▶ **Instructions for the task**
Your task is to print every entry below exactly as given.

▶ **Given data**

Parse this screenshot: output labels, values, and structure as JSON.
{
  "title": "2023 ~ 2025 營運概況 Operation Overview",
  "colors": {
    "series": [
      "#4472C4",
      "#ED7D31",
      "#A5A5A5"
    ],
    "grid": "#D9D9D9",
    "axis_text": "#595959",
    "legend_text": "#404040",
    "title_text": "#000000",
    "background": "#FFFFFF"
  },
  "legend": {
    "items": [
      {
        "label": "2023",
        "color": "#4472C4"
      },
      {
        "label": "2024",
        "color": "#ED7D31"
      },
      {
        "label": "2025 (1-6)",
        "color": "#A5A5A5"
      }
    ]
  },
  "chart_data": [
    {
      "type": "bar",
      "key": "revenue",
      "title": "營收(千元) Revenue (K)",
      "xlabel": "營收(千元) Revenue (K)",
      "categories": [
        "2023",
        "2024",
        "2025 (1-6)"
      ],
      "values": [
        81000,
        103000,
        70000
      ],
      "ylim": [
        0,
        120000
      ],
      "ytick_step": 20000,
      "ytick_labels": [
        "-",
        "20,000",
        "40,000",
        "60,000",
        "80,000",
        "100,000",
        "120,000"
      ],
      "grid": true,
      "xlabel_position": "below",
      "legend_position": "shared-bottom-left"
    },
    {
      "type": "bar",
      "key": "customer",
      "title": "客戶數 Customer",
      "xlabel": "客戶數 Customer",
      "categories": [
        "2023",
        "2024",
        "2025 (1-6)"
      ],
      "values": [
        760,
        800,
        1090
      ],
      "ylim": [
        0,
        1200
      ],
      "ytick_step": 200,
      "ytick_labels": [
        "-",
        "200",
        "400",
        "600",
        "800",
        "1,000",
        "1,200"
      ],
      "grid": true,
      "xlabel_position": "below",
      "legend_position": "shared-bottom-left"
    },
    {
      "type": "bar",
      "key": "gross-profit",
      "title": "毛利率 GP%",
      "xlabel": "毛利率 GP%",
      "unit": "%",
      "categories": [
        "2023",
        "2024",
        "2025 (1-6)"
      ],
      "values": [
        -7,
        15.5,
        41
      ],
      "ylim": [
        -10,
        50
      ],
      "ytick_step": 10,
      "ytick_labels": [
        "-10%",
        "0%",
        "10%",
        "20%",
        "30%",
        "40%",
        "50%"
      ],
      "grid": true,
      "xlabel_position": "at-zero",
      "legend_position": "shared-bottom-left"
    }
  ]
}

▶ **Response**
Parse this screenshot: output labels, values, and structure as JSON.
{
  "title": "2023 ~ 2025 營運概況 Operation Overview",
  "colors": {
    "series": [
      "#4472C4",
      "#ED7D31",
      "#A5A5A5"
    ],
    "grid": "#D9D9D9",
    "axis_text": "#595959",
    "legend_text": "#404040",
    "title_text": "#000000",
    "background": "#FFFFFF"
  },
  "legend": {
    "items": [
      {
        "label": "2023",
        "color": "#4472C4"
      },
      {
        "label": "2024",
        "color": "#ED7D31"
      },
      {
        "label": "2025 (1-6)",
        "color": "#A5A5A5"
      }
    ]
  },
  "chart_data": [
    {
      "type": "bar",
      "key": "revenue",
      "title": "營收(千元) Revenue (K)",
      "xlabel": "營收(千元) Revenue (K)",
      "categories": [
        "2023",
        "2024",
        "2025 (1-6)"
      ],
      "values": [
        81000,
        103000,
        70000
      ],
      "ylim": [
        0,
        120000
      ],
      "ytick_step": 20000,
      "ytick_labels": [
        "-",
        "20,000",
        "40,000",
        "60,000",
        "80,000",
        "100,000",
        "120,000"
      ],
      "grid": true,
      "xlabel_position": "below",
      "legend_position": "shared-bottom-left"
    },
    {
      "type": "bar",
      "key": "customer",
      "title": "客戶數 Customer",
      "xlabel": "客戶數 Customer",
      "categories": [
        "2023",
        "2024",
        "2025 (1-6)"
      ],
      "values": [
        760,
        800,
        1090
      ],
      "ylim": [
        0,
        1200
      ],
      "ytick_step": 200,
      "ytick_labels": [
        "-",
        "200",
        "400",
        "600",
        "800",
        "1,000",
        "1,200"
      ],
      "grid": true,
      "xlabel_position": "below",
      "legend_position": "shared-bottom-left"
    },
    {
      "type": "bar",
      "key": "gross-profit",
      "title": "毛利率 GP%",
      "xlabel": "毛利率 GP%",
      "unit": "%",
      "categories": [
        "2023",
        "2024",
        "2025 (1-6)"
      ],
      "values": [
        -7,
        15.5,
        41
      ],
      "ylim": [
        -10,
        50
      ],
      "ytick_step": 10,
      "ytick_labels": [
        "-10%",
        "0%",
        "10%",
        "20%",
        "30%",
        "40%",
        "50%"
      ],
      "grid": true,
      "xlabel_position": "at-zero",
      "legend_position": "shared-bottom-left"
    }
  ]
}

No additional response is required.